The task: Gather every line from the entries below that includes "covariance".

- - - -

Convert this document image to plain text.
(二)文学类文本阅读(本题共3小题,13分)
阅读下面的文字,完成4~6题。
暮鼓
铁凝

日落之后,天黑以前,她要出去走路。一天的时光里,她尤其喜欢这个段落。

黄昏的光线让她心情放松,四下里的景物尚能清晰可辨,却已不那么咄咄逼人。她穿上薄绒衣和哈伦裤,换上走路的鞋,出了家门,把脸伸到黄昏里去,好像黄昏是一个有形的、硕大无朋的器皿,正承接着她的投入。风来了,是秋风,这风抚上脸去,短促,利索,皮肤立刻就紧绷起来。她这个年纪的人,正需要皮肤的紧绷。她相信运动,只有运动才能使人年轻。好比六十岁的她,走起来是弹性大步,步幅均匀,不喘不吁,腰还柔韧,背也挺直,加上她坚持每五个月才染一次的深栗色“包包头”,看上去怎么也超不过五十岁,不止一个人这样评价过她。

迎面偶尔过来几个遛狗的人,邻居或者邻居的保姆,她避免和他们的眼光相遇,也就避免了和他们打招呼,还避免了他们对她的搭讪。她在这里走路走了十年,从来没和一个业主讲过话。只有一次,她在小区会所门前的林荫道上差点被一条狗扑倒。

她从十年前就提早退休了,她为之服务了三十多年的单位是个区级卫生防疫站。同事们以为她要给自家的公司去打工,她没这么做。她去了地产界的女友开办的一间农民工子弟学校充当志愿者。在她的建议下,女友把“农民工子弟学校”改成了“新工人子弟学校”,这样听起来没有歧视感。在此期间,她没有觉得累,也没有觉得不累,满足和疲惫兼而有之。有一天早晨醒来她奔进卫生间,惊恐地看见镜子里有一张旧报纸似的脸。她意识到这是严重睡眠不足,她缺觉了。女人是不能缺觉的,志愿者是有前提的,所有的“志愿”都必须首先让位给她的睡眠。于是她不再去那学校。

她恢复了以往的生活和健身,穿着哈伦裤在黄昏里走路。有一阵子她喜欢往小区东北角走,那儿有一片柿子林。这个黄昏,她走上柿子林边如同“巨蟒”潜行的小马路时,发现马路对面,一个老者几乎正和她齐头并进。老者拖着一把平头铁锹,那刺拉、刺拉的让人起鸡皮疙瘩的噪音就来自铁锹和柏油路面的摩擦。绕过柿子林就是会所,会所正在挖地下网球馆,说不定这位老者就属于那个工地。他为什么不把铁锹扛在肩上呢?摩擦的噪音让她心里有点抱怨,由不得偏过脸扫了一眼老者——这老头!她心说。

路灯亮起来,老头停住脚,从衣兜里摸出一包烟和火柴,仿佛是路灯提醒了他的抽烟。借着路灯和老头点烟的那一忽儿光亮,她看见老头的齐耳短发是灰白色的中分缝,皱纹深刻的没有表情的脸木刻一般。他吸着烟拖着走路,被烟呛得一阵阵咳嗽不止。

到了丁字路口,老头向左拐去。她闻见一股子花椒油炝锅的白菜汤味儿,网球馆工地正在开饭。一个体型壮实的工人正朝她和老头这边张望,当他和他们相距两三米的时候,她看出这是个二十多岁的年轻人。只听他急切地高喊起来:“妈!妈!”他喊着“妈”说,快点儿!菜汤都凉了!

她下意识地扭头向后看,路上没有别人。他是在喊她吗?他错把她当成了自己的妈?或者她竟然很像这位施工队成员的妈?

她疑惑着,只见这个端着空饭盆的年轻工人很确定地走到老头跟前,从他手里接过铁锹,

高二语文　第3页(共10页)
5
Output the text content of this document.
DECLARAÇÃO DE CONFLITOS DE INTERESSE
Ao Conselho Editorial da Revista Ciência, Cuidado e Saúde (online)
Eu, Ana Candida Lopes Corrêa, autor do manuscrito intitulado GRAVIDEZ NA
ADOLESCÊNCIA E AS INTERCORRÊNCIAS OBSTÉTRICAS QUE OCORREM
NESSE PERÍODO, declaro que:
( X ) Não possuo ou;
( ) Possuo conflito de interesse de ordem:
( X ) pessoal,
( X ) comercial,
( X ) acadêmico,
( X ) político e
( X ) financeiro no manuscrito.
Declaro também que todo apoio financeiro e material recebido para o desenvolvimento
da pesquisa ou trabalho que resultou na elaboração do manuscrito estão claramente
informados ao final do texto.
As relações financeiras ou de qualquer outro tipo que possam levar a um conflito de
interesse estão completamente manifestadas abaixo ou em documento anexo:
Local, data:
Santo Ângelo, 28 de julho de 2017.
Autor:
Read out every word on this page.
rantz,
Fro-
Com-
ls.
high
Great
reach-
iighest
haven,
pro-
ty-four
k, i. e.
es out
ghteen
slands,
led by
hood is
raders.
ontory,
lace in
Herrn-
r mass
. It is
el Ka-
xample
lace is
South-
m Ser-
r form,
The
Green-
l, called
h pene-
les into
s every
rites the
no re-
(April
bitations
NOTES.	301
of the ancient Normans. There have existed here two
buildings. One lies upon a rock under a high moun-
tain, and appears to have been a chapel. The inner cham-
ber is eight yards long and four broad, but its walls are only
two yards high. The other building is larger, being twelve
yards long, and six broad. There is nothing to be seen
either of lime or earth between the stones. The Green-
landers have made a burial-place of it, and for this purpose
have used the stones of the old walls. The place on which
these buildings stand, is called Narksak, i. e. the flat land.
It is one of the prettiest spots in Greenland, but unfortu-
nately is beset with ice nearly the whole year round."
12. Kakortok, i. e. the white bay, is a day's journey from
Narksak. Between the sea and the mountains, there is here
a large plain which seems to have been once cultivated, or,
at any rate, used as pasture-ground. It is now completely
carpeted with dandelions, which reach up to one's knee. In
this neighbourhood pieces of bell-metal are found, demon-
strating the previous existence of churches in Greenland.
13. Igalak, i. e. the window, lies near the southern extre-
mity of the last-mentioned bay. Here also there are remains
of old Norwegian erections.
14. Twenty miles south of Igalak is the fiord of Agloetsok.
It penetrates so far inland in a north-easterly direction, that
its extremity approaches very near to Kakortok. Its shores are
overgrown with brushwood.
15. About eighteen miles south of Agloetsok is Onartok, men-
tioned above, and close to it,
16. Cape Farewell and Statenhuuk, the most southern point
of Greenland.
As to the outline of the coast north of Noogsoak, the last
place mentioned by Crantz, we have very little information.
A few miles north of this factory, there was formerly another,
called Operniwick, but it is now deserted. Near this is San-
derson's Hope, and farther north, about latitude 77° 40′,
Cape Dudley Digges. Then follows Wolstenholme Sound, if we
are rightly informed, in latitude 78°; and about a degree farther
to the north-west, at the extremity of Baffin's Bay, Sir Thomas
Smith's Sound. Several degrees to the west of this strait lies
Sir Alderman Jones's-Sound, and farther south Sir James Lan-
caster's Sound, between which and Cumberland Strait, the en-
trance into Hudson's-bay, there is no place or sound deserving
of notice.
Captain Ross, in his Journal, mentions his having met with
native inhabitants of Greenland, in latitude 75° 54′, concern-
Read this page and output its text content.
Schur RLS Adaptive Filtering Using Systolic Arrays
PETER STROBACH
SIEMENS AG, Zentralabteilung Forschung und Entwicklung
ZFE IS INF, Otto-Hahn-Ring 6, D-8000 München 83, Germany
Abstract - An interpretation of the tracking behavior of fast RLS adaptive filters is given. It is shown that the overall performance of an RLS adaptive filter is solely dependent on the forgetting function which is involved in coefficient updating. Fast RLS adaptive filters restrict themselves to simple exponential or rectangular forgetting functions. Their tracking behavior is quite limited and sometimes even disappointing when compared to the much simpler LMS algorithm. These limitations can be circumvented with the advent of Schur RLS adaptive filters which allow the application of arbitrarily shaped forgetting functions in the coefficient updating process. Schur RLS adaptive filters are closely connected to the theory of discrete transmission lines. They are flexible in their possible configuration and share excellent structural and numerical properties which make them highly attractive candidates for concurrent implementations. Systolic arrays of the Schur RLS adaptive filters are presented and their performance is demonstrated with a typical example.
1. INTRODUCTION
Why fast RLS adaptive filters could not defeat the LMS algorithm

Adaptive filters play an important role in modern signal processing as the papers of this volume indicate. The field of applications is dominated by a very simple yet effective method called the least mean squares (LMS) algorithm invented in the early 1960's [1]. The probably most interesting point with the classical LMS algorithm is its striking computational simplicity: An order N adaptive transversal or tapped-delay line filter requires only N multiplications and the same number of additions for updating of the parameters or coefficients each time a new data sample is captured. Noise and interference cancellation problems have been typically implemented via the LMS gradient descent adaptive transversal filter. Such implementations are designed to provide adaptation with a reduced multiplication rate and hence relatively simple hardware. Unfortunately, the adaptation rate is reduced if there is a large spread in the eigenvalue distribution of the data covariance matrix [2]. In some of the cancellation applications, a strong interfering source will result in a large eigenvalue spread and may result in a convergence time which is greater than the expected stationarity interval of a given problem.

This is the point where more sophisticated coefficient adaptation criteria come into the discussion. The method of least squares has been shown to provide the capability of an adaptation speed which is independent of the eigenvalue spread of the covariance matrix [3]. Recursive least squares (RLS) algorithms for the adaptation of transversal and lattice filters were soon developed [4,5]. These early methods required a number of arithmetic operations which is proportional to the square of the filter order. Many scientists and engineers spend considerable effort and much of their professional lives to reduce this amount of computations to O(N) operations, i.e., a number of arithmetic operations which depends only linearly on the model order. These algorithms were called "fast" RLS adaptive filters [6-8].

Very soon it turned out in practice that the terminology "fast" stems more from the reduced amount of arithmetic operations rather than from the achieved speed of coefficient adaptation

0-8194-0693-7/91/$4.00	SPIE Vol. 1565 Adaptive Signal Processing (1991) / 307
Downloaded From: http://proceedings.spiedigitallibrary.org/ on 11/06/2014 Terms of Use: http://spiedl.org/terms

- - - -

Solution below:
Adaptive filters play an important role in modern signal processing as the papers of this volume indicate. The field of applications is dominated by a very simple yet effective method called the least mean squares (LMS) algorithm invented in the early 1960's [1]. The probably most interesting point with the classical LMS algorithm is its striking computational simplicity: An order N adaptive transversal or tapped-delay line filter requires only N multiplications and the same number of additions for updating of the parameters or coefficients each time a new data sample is captured. Noise and interference cancellation problems have been typically implemented via the LMS gradient descent adaptive transversal filter. Such implementations are designed to provide adaptation with a reduced multiplication rate and hence relatively simple hardware. Unfortunately, the adaptation rate is reduced if there is a large spread in the eigenvalue distribution of the data covariance matrix [2]. In some of the cancellation applications, a strong interfering source will result in a large eigenvalue spread and may result in a convergence time which is greater than the expected stationarity interval of a given problem.
This is the point where more sophisticated coefficient adaptation criteria come into the discussion. The method of least squares has been shown to provide the capability of an adaptation speed which is independent of the eigenvalue spread of the covariance matrix [3]. Recursive least squares (RLS) algorithms for the adaptation of transversal and lattice filters were soon developed [4,5]. These early methods required a number of arithmetic operations which is proportional to the square of the filter order. Many scientists and engineers spend considerable effort and much of their professional lives to reduce this amount of computations to O(N) operations, i.e., a number of arithmetic operations which depends only linearly on the model order. These algorithms were called "fast" RLS adaptive filters [6-8].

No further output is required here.